THE REQUEST » Repeat every record below exactly as it appears.

#### PROVIDED RECORDS

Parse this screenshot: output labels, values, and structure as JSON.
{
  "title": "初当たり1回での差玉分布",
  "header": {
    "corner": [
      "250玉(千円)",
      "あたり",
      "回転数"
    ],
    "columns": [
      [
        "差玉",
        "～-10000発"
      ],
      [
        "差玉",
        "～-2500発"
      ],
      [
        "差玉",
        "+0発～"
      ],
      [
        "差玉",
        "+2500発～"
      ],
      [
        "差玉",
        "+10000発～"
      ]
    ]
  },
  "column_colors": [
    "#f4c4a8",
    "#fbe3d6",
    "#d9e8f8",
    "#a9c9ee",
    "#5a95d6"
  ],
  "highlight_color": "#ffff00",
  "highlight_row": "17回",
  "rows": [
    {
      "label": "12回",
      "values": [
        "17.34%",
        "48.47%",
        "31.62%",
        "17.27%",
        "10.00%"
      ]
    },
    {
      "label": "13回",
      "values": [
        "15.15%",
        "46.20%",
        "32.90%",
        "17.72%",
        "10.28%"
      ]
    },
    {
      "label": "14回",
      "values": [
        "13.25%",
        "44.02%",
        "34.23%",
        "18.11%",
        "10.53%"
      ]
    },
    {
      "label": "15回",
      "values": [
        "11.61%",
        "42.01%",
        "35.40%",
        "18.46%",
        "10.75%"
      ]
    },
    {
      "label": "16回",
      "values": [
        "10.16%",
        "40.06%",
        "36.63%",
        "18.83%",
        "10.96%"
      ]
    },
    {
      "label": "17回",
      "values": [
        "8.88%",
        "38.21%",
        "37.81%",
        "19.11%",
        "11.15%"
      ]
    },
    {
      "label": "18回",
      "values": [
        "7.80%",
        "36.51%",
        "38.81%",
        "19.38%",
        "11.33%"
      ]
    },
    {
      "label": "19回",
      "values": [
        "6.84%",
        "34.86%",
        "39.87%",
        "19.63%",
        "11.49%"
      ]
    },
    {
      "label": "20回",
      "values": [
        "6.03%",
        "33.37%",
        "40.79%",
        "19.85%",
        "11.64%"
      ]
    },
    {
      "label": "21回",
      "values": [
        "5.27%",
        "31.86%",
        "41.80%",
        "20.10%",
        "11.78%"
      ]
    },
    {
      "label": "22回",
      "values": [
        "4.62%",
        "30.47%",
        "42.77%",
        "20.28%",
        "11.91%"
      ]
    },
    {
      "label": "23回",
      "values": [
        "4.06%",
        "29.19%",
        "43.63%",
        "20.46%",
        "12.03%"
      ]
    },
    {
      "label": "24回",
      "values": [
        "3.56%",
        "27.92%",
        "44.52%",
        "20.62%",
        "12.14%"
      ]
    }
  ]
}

########

EXPECTED ANSWER »
Parse this screenshot: output labels, values, and structure as JSON.
{
  "title": "初当たり1回での差玉分布",
  "header": {
    "corner": [
      "250玉(千円)",
      "あたり",
      "回転数"
    ],
    "columns": [
      [
        "差玉",
        "～-10000発"
      ],
      [
        "差玉",
        "～-2500発"
      ],
      [
        "差玉",
        "+0発～"
      ],
      [
        "差玉",
        "+2500発～"
      ],
      [
        "差玉",
        "+10000発～"
      ]
    ]
  },
  "column_colors": [
    "#f4c4a8",
    "#fbe3d6",
    "#d9e8f8",
    "#a9c9ee",
    "#5a95d6"
  ],
  "highlight_color": "#ffff00",
  "highlight_row": "17回",
  "rows": [
    {
      "label": "12回",
      "values": [
        "17.34%",
        "48.47%",
        "31.62%",
        "17.27%",
        "10.00%"
      ]
    },
    {
      "label": "13回",
      "values": [
        "15.15%",
        "46.20%",
        "32.90%",
        "17.72%",
        "10.28%"
      ]
    },
    {
      "label": "14回",
      "values": [
        "13.25%",
        "44.02%",
        "34.23%",
        "18.11%",
        "10.53%"
      ]
    },
    {
      "label": "15回",
      "values": [
        "11.61%",
        "42.01%",
        "35.40%",
        "18.46%",
        "10.75%"
      ]
    },
    {
      "label": "16回",
      "values": [
        "10.16%",
        "40.06%",
        "36.63%",
        "18.83%",
        "10.96%"
      ]
    },
    {
      "label": "17回",
      "values": [
        "8.88%",
        "38.21%",
        "37.81%",
        "19.11%",
        "11.15%"
      ]
    },
    {
      "label": "18回",
      "values": [
        "7.80%",
        "36.51%",
        "38.81%",
        "19.38%",
        "11.33%"
      ]
    },
    {
      "label": "19回",
      "values": [
        "6.84%",
        "34.86%",
        "39.87%",
        "19.63%",
        "11.49%"
      ]
    },
    {
      "label": "20回",
      "values": [
        "6.03%",
        "33.37%",
        "40.79%",
        "19.85%",
        "11.64%"
      ]
    },
    {
      "label": "21回",
      "values": [
        "5.27%",
        "31.86%",
        "41.80%",
        "20.10%",
        "11.78%"
      ]
    },
    {
      "label": "22回",
      "values": [
        "4.62%",
        "30.47%",
        "42.77%",
        "20.28%",
        "11.91%"
      ]
    },
    {
      "label": "23回",
      "values": [
        "4.06%",
        "29.19%",
        "43.63%",
        "20.46%",
        "12.03%"
      ]
    },
    {
      "label": "24回",
      "values": [
        "3.56%",
        "27.92%",
        "44.52%",
        "20.62%",
        "12.14%"
      ]
    }
  ]
}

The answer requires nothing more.